PROBLEM DETAILS:
Pick out and copy every line below that has the word "this".

-- START OF EXTRACTED MATERIAL --

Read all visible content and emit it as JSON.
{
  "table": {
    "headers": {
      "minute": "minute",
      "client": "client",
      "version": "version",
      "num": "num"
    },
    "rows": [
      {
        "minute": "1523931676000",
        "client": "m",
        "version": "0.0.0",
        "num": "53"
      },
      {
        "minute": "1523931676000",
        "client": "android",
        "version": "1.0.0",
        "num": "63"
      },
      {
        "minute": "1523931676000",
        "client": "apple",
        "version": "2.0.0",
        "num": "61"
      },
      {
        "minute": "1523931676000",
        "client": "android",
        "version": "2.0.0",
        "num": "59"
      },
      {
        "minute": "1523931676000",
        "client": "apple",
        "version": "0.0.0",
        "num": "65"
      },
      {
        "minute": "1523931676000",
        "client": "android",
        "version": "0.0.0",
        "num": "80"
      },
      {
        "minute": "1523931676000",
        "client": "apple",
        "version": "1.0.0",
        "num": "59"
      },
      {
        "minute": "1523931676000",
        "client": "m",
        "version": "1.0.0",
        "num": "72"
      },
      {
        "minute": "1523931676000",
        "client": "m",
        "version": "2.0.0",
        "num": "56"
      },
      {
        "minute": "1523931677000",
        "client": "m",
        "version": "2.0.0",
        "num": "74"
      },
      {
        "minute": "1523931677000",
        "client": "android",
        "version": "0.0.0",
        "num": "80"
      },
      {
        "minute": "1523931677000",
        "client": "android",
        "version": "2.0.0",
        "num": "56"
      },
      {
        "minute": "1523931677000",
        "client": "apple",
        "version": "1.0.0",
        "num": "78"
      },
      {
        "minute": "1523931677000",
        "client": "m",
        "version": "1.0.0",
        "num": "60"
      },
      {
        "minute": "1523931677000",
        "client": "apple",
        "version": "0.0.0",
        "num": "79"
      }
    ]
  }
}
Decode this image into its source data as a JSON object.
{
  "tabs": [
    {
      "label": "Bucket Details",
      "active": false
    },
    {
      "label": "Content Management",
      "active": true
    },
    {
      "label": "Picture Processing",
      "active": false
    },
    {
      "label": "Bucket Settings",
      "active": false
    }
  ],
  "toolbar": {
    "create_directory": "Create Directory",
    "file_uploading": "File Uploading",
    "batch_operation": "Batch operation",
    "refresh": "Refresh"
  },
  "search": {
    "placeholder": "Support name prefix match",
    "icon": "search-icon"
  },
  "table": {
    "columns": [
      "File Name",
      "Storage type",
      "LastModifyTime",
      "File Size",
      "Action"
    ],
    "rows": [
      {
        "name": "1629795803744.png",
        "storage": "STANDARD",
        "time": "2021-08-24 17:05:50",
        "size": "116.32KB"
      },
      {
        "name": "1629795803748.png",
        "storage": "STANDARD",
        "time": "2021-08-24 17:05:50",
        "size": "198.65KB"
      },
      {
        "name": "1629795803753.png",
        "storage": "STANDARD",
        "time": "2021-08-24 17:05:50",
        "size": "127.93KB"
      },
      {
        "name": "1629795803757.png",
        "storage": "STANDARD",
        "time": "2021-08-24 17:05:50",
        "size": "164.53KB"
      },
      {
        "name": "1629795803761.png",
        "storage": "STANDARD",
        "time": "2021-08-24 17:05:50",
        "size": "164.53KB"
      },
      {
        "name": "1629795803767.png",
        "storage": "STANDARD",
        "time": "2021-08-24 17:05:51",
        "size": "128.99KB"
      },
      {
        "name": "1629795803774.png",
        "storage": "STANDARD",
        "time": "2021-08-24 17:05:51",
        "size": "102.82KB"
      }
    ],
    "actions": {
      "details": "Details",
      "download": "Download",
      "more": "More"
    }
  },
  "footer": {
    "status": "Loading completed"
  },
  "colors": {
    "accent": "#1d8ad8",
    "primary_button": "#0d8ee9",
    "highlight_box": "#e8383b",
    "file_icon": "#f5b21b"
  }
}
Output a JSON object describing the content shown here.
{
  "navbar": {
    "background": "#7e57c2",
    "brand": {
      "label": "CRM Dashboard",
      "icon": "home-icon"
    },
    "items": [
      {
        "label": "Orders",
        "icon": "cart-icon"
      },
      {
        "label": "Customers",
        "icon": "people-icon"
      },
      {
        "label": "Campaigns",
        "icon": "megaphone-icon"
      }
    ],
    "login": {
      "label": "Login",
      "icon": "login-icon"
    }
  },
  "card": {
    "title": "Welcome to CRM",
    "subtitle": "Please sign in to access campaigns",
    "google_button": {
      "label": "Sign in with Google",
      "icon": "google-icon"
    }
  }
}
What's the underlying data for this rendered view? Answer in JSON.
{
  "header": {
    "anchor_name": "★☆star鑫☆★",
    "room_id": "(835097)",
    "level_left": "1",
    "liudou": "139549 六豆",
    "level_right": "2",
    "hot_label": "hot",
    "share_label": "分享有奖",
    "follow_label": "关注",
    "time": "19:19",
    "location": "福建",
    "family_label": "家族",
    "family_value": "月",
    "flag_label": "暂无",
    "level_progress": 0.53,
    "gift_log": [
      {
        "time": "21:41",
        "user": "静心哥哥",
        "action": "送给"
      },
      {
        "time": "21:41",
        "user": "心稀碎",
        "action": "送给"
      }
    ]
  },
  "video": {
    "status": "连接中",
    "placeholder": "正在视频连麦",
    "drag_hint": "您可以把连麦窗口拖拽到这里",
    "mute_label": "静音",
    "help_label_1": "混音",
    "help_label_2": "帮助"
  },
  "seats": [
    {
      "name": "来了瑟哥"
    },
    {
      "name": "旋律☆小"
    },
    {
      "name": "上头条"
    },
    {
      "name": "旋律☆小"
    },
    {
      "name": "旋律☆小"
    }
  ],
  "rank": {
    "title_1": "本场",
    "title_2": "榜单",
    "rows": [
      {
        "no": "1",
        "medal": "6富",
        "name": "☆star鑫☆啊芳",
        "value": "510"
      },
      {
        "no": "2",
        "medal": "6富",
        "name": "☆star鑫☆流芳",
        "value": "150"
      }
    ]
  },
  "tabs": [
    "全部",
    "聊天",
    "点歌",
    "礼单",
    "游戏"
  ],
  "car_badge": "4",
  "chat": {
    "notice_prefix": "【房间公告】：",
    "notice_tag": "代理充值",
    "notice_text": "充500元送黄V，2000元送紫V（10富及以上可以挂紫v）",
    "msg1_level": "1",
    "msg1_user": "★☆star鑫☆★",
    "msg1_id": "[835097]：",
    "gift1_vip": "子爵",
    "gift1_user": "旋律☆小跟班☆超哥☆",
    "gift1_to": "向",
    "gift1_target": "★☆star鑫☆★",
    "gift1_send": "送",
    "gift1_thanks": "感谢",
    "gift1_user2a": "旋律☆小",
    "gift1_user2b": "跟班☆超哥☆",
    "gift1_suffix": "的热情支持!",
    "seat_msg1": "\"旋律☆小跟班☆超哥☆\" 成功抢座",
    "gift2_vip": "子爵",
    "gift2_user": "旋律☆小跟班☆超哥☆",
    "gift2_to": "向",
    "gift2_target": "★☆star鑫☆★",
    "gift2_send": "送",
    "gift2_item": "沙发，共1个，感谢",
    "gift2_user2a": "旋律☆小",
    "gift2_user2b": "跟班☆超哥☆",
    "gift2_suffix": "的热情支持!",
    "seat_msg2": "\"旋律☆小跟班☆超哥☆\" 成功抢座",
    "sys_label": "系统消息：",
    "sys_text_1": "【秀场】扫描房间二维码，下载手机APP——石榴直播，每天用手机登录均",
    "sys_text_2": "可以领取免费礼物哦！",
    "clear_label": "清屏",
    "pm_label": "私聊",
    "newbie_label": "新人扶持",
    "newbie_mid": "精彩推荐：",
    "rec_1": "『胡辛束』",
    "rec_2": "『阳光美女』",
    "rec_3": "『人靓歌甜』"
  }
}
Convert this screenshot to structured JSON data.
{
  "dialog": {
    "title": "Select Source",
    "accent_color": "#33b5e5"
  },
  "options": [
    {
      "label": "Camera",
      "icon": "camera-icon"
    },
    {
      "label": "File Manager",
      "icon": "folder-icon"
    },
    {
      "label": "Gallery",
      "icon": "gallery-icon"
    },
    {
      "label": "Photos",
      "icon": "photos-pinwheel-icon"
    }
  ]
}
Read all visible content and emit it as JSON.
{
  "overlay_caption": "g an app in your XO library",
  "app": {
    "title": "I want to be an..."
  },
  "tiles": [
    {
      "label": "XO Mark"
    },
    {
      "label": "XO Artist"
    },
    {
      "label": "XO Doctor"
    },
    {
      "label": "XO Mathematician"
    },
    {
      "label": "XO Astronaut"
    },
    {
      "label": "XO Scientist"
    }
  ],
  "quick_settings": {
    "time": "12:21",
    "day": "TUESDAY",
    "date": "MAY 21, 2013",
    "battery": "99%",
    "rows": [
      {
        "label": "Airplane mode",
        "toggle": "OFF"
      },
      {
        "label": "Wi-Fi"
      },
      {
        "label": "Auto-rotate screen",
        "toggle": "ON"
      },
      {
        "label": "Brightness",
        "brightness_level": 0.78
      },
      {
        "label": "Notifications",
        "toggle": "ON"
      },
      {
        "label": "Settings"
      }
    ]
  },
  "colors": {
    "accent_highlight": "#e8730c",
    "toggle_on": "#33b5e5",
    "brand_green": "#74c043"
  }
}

-- END OF EXTRACTED MATERIAL --

COMPLETE RESPONSE:
Decode this image into its source data as a JSON object.
What's the underlying data for this rendered view? Answer in JSON.
Convert this screenshot to structured JSON data.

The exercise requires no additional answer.